GOAL OF THE EXERCISE – Quote each record exactly, please, leaving none out.

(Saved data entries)
● ● ● ●

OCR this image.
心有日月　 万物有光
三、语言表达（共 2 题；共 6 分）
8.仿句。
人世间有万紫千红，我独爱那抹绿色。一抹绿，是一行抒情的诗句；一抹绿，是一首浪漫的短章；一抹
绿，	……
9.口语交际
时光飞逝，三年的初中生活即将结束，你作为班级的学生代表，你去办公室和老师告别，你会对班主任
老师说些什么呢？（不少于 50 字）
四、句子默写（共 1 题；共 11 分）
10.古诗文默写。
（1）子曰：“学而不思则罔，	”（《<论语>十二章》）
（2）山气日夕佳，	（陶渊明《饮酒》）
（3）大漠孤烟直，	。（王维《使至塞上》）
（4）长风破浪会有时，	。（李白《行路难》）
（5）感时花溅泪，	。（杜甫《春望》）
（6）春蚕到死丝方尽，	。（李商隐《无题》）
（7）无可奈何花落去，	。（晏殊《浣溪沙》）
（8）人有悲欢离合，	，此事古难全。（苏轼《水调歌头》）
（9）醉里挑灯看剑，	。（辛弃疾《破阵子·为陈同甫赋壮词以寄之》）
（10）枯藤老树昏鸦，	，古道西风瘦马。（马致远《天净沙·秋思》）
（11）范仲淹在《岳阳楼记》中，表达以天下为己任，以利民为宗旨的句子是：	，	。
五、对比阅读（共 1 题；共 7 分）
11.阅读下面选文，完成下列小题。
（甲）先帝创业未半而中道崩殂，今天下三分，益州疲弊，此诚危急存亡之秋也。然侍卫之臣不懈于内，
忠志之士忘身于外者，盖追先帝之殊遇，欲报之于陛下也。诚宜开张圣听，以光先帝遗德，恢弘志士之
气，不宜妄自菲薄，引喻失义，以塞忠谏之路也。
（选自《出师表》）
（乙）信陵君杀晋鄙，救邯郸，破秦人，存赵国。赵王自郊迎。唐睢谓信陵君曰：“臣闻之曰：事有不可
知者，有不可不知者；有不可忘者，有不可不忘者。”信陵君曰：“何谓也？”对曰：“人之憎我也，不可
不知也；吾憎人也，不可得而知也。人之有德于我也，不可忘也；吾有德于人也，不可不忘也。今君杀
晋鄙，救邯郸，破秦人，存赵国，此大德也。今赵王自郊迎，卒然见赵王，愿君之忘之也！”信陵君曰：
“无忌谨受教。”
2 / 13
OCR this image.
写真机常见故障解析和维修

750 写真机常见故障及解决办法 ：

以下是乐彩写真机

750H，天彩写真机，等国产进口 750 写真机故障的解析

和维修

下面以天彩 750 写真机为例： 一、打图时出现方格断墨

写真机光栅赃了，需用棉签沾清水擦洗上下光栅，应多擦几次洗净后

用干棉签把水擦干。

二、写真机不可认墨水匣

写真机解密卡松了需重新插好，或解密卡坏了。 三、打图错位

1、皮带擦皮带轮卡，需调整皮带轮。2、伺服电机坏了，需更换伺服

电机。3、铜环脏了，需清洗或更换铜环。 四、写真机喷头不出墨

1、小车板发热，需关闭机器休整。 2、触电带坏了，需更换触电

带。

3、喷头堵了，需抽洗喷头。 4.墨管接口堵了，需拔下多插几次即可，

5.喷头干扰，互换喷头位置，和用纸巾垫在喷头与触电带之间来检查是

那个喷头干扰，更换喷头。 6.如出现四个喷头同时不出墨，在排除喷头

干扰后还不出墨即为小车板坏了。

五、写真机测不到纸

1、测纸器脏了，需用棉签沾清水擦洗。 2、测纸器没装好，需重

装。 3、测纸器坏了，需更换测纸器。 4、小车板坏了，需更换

● ● ● ●

RESPONSE BELOW –
OCR this image.
心有日月　 万物有光
三、语言表达（共 2 题；共 6 分）
8.仿句。
人世间有万紫千红，我独爱那抹绿色。一抹绿，是一行抒情的诗句；一抹绿，是一首浪漫的短章；一抹
绿，	……
9.口语交际
时光飞逝，三年的初中生活即将结束，你作为班级的学生代表，你去办公室和老师告别，你会对班主任
老师说些什么呢？（不少于 50 字）
四、句子默写（共 1 题；共 11 分）
10.古诗文默写。
（1）子曰：“学而不思则罔，	”（《<论语>十二章》）
（2）山气日夕佳，	（陶渊明《饮酒》）
（3）大漠孤烟直，	。（王维《使至塞上》）
（4）长风破浪会有时，	。（李白《行路难》）
（5）感时花溅泪，	。（杜甫《春望》）
（6）春蚕到死丝方尽，	。（李商隐《无题》）
（7）无可奈何花落去，	。（晏殊《浣溪沙》）
（8）人有悲欢离合，	，此事古难全。（苏轼《水调歌头》）
（9）醉里挑灯看剑，	。（辛弃疾《破阵子·为陈同甫赋壮词以寄之》）
（10）枯藤老树昏鸦，	，古道西风瘦马。（马致远《天净沙·秋思》）
（11）范仲淹在《岳阳楼记》中，表达以天下为己任，以利民为宗旨的句子是：	，	。
五、对比阅读（共 1 题；共 7 分）
11.阅读下面选文，完成下列小题。
（甲）先帝创业未半而中道崩殂，今天下三分，益州疲弊，此诚危急存亡之秋也。然侍卫之臣不懈于内，
忠志之士忘身于外者，盖追先帝之殊遇，欲报之于陛下也。诚宜开张圣听，以光先帝遗德，恢弘志士之
气，不宜妄自菲薄，引喻失义，以塞忠谏之路也。
（选自《出师表》）
（乙）信陵君杀晋鄙，救邯郸，破秦人，存赵国。赵王自郊迎。唐睢谓信陵君曰：“臣闻之曰：事有不可
知者，有不可不知者；有不可忘者，有不可不忘者。”信陵君曰：“何谓也？”对曰：“人之憎我也，不可
不知也；吾憎人也，不可得而知也。人之有德于我也，不可忘也；吾有德于人也，不可不忘也。今君杀
晋鄙，救邯郸，破秦人，存赵国，此大德也。今赵王自郊迎，卒然见赵王，愿君之忘之也！”信陵君曰：
“无忌谨受教。”
2 / 13
OCR this image.
写真机常见故障解析和维修

750 写真机常见故障及解决办法 ：

以下是乐彩写真机

750H，天彩写真机，等国产进口 750 写真机故障的解析

和维修

下面以天彩 750 写真机为例： 一、打图时出现方格断墨

写真机光栅赃了，需用棉签沾清水擦洗上下光栅，应多擦几次洗净后

用干棉签把水擦干。

二、写真机不可认墨水匣

写真机解密卡松了需重新插好，或解密卡坏了。 三、打图错位

1、皮带擦皮带轮卡，需调整皮带轮。2、伺服电机坏了，需更换伺服

电机。3、铜环脏了，需清洗或更换铜环。 四、写真机喷头不出墨

1、小车板发热，需关闭机器休整。 2、触电带坏了，需更换触电

带。

3、喷头堵了，需抽洗喷头。 4.墨管接口堵了，需拔下多插几次即可，

5.喷头干扰，互换喷头位置，和用纸巾垫在喷头与触电带之间来检查是

那个喷头干扰，更换喷头。 6.如出现四个喷头同时不出墨，在排除喷头

干扰后还不出墨即为小车板坏了。

五、写真机测不到纸

1、测纸器脏了，需用棉签沾清水擦洗。 2、测纸器没装好，需重

装。 3、测纸器坏了，需更换测纸器。 4、小车板坏了，需更换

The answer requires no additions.